# WORK TO BE COMPLETED:
Look through the data and write out every line with the word "label" in it.

# Stored data entries:
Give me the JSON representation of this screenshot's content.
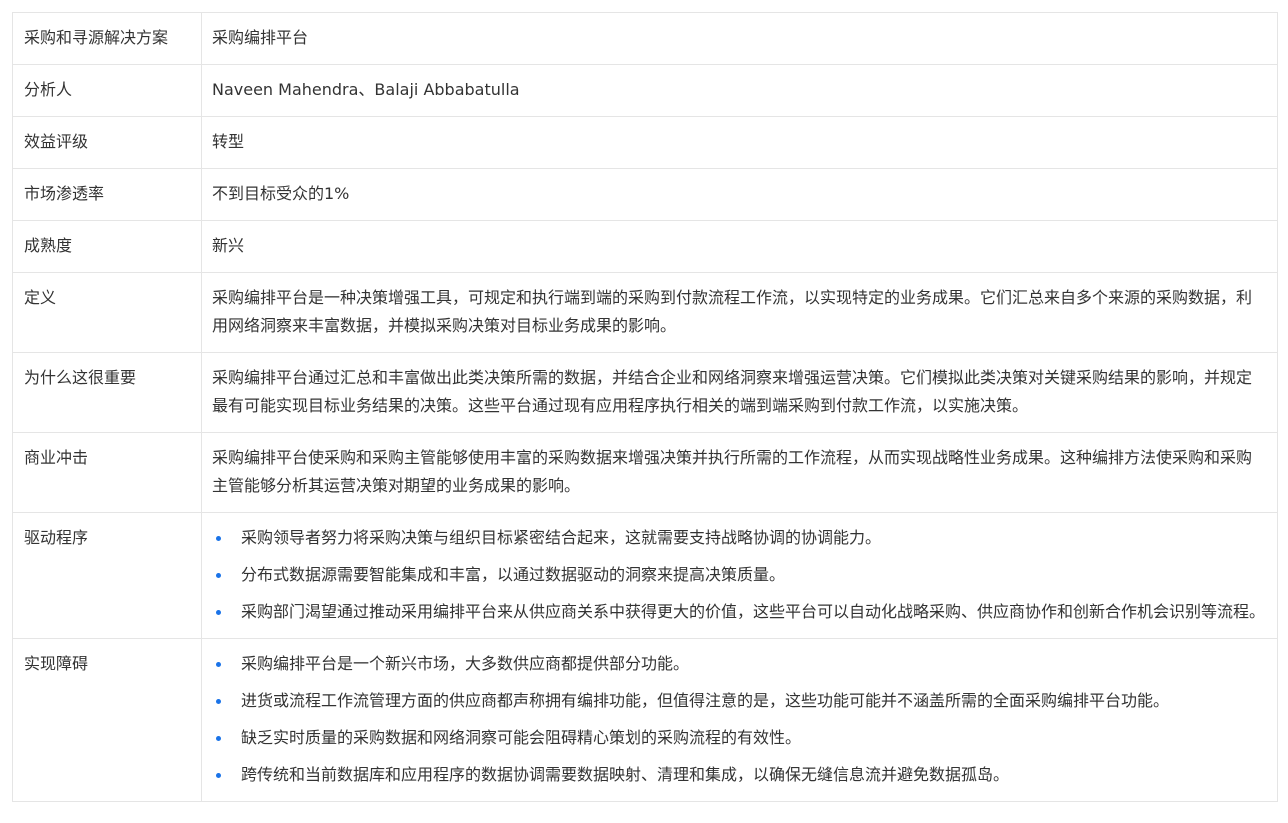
{
  "theme": {
    "bullet_color": "#1a73e8",
    "border_color": "#e5e5e5",
    "text_color": "#333333"
  },
  "rows": {
    "solution": {
      "label": "采购和寻源解决方案",
      "value": "采购编排平台"
    },
    "analyst": {
      "label": "分析人",
      "value": "Naveen Mahendra、Balaji Abbabatulla"
    },
    "benefit": {
      "label": "效益评级",
      "value": "转型"
    },
    "penetration": {
      "label": "市场渗透率",
      "value": "不到目标受众的1%"
    },
    "maturity": {
      "label": "成熟度",
      "value": "新兴"
    },
    "definition": {
      "label": "定义",
      "value": "采购编排平台是一种决策增强工具，可规定和执行端到端的采购到付款流程工作流，以实现特定的业务成果。它们汇总来自多个来源的采购数据，利用网络洞察来丰富数据，并模拟采购决策对目标业务成果的影响。"
    },
    "importance": {
      "label": "为什么这很重要",
      "value": "采购编排平台通过汇总和丰富做出此类决策所需的数据，并结合企业和网络洞察来增强运营决策。它们模拟此类决策对关键采购结果的影响，并规定最有可能实现目标业务结果的决策。这些平台通过现有应用程序执行相关的端到端采购到付款工作流，以实施决策。"
    },
    "impact": {
      "label": "商业冲击",
      "value": "采购编排平台使采购和采购主管能够使用丰富的采购数据来增强决策并执行所需的工作流程，从而实现战略性业务成果。这种编排方法使采购和采购主管能够分析其运营决策对期望的业务成果的影响。"
    },
    "drivers": {
      "label": "驱动程序",
      "items": [
        "采购领导者努力将采购决策与组织目标紧密结合起来，这就需要支持战略协调的协调能力。",
        "分布式数据源需要智能集成和丰富，以通过数据驱动的洞察来提高决策质量。",
        "采购部门渴望通过推动采用编排平台来从供应商关系中获得更大的价值，这些平台可以自动化战略采购、供应商协作和创新合作机会识别等流程。"
      ]
    },
    "obstacles": {
      "label": "实现障碍",
      "items": [
        "采购编排平台是一个新兴市场，大多数供应商都提供部分功能。",
        "进货或流程工作流管理方面的供应商都声称拥有编排功能，但值得注意的是，这些功能可能并不涵盖所需的全面采购编排平台功能。",
        "缺乏实时质量的采购数据和网络洞察可能会阻碍精心策划的采购流程的有效性。",
        "跨传统和当前数据库和应用程序的数据协调需要数据映射、清理和集成，以确保无缝信息流并避免数据孤岛。"
      ]
    }
  }
}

# TASK RESPONSE:
      "label": "采购和寻源解决方案",
      "label": "分析人",
      "label": "效益评级",
      "label": "市场渗透率",
      "label": "成熟度",
      "label": "定义",
      "label": "为什么这很重要",
      "label": "商业冲击",
      "label": "驱动程序",
      "label": "实现障碍",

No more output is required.